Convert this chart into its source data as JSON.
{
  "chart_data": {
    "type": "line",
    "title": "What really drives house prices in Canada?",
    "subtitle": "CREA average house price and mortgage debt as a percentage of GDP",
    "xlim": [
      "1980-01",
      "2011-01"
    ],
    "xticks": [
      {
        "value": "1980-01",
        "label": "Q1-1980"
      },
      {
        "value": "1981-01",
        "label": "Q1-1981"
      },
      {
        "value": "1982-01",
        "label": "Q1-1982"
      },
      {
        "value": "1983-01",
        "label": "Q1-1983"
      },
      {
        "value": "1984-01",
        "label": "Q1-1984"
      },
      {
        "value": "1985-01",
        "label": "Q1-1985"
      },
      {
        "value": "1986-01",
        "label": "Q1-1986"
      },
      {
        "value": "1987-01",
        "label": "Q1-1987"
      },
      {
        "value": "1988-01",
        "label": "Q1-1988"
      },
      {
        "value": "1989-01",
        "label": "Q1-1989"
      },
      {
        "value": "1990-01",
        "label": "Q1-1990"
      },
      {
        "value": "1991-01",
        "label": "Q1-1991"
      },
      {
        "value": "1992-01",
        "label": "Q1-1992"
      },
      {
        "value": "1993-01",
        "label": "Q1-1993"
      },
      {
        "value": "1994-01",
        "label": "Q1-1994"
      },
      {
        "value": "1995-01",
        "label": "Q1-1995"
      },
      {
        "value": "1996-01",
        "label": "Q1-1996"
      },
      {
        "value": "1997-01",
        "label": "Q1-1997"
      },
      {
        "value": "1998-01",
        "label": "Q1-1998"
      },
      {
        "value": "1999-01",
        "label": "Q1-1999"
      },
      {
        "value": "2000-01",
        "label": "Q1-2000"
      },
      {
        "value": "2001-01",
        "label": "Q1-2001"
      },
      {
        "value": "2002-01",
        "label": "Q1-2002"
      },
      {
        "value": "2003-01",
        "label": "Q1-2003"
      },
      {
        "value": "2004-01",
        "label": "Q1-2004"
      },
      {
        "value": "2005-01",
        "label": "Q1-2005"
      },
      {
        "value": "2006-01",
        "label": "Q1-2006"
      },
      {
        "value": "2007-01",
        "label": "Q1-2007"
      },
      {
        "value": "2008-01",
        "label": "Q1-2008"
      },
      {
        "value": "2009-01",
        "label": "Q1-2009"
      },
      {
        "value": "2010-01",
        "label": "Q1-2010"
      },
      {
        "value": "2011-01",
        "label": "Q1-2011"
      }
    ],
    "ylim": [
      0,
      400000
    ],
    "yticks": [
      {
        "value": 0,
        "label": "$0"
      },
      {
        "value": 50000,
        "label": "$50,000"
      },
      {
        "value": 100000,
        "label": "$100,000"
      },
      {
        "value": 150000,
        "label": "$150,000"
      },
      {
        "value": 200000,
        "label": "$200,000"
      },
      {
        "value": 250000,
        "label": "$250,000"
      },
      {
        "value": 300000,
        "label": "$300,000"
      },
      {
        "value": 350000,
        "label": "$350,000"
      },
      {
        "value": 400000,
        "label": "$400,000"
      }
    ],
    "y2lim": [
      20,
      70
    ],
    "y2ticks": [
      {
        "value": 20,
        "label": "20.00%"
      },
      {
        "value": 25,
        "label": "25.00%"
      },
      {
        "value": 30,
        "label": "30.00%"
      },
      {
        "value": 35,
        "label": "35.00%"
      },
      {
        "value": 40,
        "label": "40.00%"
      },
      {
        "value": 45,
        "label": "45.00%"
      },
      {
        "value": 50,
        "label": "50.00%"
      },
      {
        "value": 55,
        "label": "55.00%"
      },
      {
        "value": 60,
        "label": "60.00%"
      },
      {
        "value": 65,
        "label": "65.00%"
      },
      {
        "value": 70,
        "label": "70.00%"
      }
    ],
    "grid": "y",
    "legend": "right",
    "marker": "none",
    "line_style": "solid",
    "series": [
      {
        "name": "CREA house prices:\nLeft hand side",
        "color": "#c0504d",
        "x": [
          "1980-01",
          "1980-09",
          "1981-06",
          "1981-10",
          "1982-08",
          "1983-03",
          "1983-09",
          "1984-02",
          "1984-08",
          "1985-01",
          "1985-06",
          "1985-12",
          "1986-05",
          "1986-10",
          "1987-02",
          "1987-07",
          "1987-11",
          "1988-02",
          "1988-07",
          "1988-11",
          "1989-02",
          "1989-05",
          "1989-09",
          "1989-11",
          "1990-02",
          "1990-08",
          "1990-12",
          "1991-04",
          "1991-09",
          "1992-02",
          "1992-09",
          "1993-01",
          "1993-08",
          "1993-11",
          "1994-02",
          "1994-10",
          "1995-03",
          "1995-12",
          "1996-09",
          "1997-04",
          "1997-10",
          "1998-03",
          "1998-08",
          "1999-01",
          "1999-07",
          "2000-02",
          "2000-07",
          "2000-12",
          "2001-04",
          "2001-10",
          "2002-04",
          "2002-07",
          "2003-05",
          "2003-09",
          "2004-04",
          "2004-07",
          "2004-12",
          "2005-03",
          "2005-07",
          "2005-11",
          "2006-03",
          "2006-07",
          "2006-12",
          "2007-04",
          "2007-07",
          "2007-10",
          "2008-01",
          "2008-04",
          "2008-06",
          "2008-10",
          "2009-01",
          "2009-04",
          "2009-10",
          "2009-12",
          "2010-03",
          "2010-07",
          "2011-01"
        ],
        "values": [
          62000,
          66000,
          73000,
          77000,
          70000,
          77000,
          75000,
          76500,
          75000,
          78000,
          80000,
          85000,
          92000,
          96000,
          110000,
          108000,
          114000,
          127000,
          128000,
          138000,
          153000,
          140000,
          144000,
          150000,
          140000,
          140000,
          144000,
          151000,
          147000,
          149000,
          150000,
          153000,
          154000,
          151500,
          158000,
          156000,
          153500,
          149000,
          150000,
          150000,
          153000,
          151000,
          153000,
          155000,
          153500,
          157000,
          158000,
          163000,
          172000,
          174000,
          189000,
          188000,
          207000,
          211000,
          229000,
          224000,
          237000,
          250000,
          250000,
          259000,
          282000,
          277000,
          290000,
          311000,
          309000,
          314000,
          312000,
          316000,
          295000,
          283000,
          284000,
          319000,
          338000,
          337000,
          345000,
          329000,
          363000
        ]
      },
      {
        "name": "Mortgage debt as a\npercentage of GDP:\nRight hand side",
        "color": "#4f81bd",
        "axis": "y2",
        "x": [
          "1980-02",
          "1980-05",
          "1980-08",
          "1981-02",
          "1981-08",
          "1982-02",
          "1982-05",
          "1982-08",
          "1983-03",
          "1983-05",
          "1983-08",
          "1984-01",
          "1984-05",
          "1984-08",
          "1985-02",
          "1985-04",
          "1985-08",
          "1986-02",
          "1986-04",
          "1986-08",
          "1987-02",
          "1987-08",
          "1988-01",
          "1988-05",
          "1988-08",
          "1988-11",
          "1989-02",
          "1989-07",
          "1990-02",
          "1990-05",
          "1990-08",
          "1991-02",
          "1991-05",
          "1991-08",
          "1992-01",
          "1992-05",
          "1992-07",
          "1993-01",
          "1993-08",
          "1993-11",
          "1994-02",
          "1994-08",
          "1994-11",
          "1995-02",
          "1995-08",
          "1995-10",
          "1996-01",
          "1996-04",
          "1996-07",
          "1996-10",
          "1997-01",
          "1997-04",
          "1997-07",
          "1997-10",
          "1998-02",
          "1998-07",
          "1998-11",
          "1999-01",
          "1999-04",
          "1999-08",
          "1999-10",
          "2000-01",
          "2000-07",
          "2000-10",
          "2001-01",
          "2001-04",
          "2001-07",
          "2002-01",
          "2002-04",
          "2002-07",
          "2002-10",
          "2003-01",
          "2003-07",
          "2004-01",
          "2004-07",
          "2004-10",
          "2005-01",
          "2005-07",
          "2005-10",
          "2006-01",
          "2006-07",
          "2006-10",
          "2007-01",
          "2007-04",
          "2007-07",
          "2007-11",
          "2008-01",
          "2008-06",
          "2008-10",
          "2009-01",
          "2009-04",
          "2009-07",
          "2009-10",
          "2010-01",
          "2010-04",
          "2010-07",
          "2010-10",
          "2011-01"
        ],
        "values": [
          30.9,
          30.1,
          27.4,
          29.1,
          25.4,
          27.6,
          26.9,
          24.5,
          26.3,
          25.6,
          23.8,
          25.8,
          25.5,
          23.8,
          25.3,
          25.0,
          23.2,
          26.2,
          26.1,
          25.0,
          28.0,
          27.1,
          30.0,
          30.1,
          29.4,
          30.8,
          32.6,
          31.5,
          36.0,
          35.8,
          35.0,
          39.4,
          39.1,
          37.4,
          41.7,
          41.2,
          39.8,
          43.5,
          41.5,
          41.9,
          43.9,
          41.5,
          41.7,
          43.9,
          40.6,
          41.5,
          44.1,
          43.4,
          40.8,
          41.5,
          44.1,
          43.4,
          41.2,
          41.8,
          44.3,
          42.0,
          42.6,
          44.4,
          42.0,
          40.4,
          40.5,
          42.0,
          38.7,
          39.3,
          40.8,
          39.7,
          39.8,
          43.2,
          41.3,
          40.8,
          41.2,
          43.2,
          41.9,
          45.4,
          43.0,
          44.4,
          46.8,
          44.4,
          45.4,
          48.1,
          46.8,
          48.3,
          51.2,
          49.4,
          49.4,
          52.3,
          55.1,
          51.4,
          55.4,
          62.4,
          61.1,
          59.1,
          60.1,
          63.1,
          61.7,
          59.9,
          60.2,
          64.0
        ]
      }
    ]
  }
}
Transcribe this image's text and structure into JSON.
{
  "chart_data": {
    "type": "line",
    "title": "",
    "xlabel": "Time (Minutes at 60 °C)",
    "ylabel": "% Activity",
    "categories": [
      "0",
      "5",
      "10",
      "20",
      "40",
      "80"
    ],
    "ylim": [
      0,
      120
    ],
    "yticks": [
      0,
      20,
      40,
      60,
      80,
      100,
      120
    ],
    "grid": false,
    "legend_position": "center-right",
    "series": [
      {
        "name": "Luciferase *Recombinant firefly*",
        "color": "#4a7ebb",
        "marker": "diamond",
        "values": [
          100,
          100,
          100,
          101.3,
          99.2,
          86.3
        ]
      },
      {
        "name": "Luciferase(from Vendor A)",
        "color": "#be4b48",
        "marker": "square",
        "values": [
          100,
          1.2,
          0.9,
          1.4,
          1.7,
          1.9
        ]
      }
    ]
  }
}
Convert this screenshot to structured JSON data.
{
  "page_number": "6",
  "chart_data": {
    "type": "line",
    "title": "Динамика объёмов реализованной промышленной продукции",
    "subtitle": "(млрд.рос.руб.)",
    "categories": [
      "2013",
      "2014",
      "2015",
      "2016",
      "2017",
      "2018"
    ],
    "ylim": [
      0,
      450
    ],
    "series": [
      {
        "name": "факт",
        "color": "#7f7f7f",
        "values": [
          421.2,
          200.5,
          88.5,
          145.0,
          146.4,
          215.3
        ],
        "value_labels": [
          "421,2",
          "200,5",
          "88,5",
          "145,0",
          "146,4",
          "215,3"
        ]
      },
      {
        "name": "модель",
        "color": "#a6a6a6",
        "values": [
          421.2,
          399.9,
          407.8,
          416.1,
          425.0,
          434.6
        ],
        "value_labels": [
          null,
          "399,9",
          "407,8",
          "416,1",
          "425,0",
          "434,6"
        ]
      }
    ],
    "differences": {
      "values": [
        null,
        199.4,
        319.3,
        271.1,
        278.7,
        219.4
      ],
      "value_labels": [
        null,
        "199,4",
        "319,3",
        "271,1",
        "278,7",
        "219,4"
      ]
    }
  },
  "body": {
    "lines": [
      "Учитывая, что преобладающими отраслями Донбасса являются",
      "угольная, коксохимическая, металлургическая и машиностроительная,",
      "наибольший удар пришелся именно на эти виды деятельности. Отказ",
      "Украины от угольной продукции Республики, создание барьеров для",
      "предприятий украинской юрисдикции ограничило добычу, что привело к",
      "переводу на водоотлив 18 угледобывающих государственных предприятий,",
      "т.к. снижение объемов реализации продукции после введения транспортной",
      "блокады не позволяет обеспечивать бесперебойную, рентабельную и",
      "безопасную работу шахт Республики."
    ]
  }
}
☆ ☆ ☆ ☆
Problem statement
Return every line from the records above that holds the word "Luciferase".

Response below
        "name": "Luciferase *Recombinant firefly*",
        "name": "Luciferase(from Vendor A)",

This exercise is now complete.